Exercise details: Reproduce the data exactly and drop any pictures it holds.

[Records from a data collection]
╔══

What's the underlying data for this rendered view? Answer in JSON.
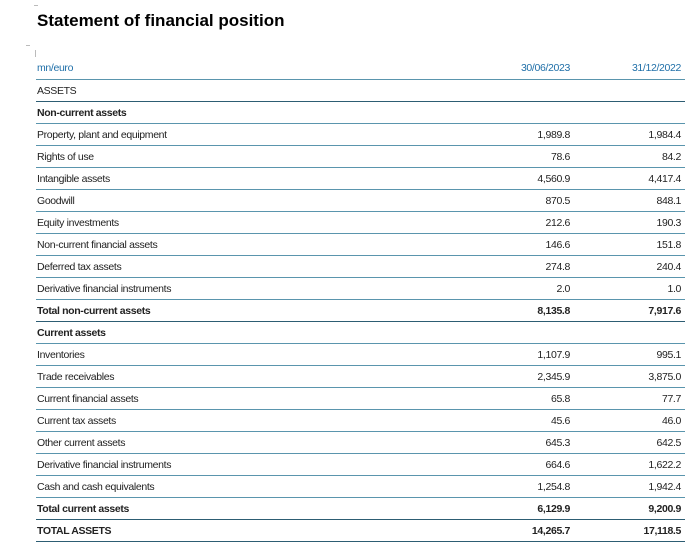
{
  "title": "Statement of financial position",
  "header": {
    "unit": "mn/euro",
    "col1": "30/06/2023",
    "col2": "31/12/2022"
  },
  "assets_label": "ASSETS",
  "noncurrent": {
    "heading": "Non-current assets",
    "rows": [
      {
        "label": "Property, plant and equipment",
        "v1": "1,989.8",
        "v2": "1,984.4"
      },
      {
        "label": "Rights of use",
        "v1": "78.6",
        "v2": "84.2"
      },
      {
        "label": "Intangible assets",
        "v1": "4,560.9",
        "v2": "4,417.4"
      },
      {
        "label": "Goodwill",
        "v1": "870.5",
        "v2": "848.1"
      },
      {
        "label": "Equity investments",
        "v1": "212.6",
        "v2": "190.3"
      },
      {
        "label": "Non-current financial assets",
        "v1": "146.6",
        "v2": "151.8"
      },
      {
        "label": "Deferred tax assets",
        "v1": "274.8",
        "v2": "240.4"
      },
      {
        "label": "Derivative financial instruments",
        "v1": "2.0",
        "v2": "1.0"
      }
    ],
    "total": {
      "label": "Total non-current assets",
      "v1": "8,135.8",
      "v2": "7,917.6"
    }
  },
  "current": {
    "heading": "Current assets",
    "rows": [
      {
        "label": "Inventories",
        "v1": "1,107.9",
        "v2": "995.1"
      },
      {
        "label": "Trade receivables",
        "v1": "2,345.9",
        "v2": "3,875.0"
      },
      {
        "label": "Current financial assets",
        "v1": "65.8",
        "v2": "77.7"
      },
      {
        "label": "Current tax assets",
        "v1": "45.6",
        "v2": "46.0"
      },
      {
        "label": "Other current assets",
        "v1": "645.3",
        "v2": "642.5"
      },
      {
        "label": "Derivative financial instruments",
        "v1": "664.6",
        "v2": "1,622.2"
      },
      {
        "label": "Cash and cash equivalents",
        "v1": "1,254.8",
        "v2": "1,942.4"
      }
    ],
    "total": {
      "label": "Total current assets",
      "v1": "6,129.9",
      "v2": "9,200.9"
    }
  },
  "grand_total": {
    "label": "TOTAL ASSETS",
    "v1": "14,265.7",
    "v2": "17,118.5"
  }
}
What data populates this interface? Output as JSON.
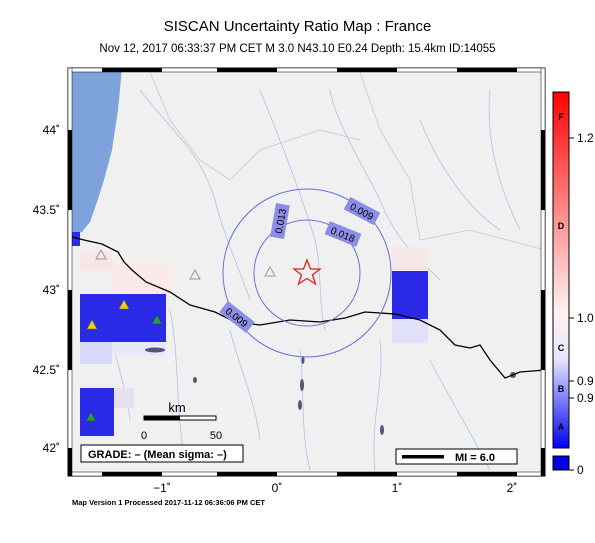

╚══

Full solution:
What's the underlying data for this rendered view? Answer in JSON.
{
  "title": "Statement of financial position",
  "header": {
    "unit": "mn/euro",
    "col1": "30/06/2023",
    "col2": "31/12/2022"
  },
  "assets_label": "ASSETS",
  "noncurrent": {
    "heading": "Non-current assets",
    "rows": [
      {
        "label": "Property, plant and equipment",
        "v1": "1,989.8",
        "v2": "1,984.4"
      },
      {
        "label": "Rights of use",
        "v1": "78.6",
        "v2": "84.2"
      },
      {
        "label": "Intangible assets",
        "v1": "4,560.9",
        "v2": "4,417.4"
      },
      {
        "label": "Goodwill",
        "v1": "870.5",
        "v2": "848.1"
      },
      {
        "label": "Equity investments",
        "v1": "212.6",
        "v2": "190.3"
      },
      {
        "label": "Non-current financial assets",
        "v1": "146.6",
        "v2": "151.8"
      },
      {
        "label": "Deferred tax assets",
        "v1": "274.8",
        "v2": "240.4"
      },
      {
        "label": "Derivative financial instruments",
        "v1": "2.0",
        "v2": "1.0"
      }
    ],
    "total": {
      "label": "Total non-current assets",
      "v1": "8,135.8",
      "v2": "7,917.6"
    }
  },
  "current": {
    "heading": "Current assets",
    "rows": [
      {
        "label": "Inventories",
        "v1": "1,107.9",
        "v2": "995.1"
      },
      {
        "label": "Trade receivables",
        "v1": "2,345.9",
        "v2": "3,875.0"
      },
      {
        "label": "Current financial assets",
        "v1": "65.8",
        "v2": "77.7"
      },
      {
        "label": "Current tax assets",
        "v1": "45.6",
        "v2": "46.0"
      },
      {
        "label": "Other current assets",
        "v1": "645.3",
        "v2": "642.5"
      },
      {
        "label": "Derivative financial instruments",
        "v1": "664.6",
        "v2": "1,622.2"
      },
      {
        "label": "Cash and cash equivalents",
        "v1": "1,254.8",
        "v2": "1,942.4"
      }
    ],
    "total": {
      "label": "Total current assets",
      "v1": "6,129.9",
      "v2": "9,200.9"
    }
  },
  "grand_total": {
    "label": "TOTAL ASSETS",
    "v1": "14,265.7",
    "v2": "17,118.5"
  }
}
What data populates this interface? Output as JSON.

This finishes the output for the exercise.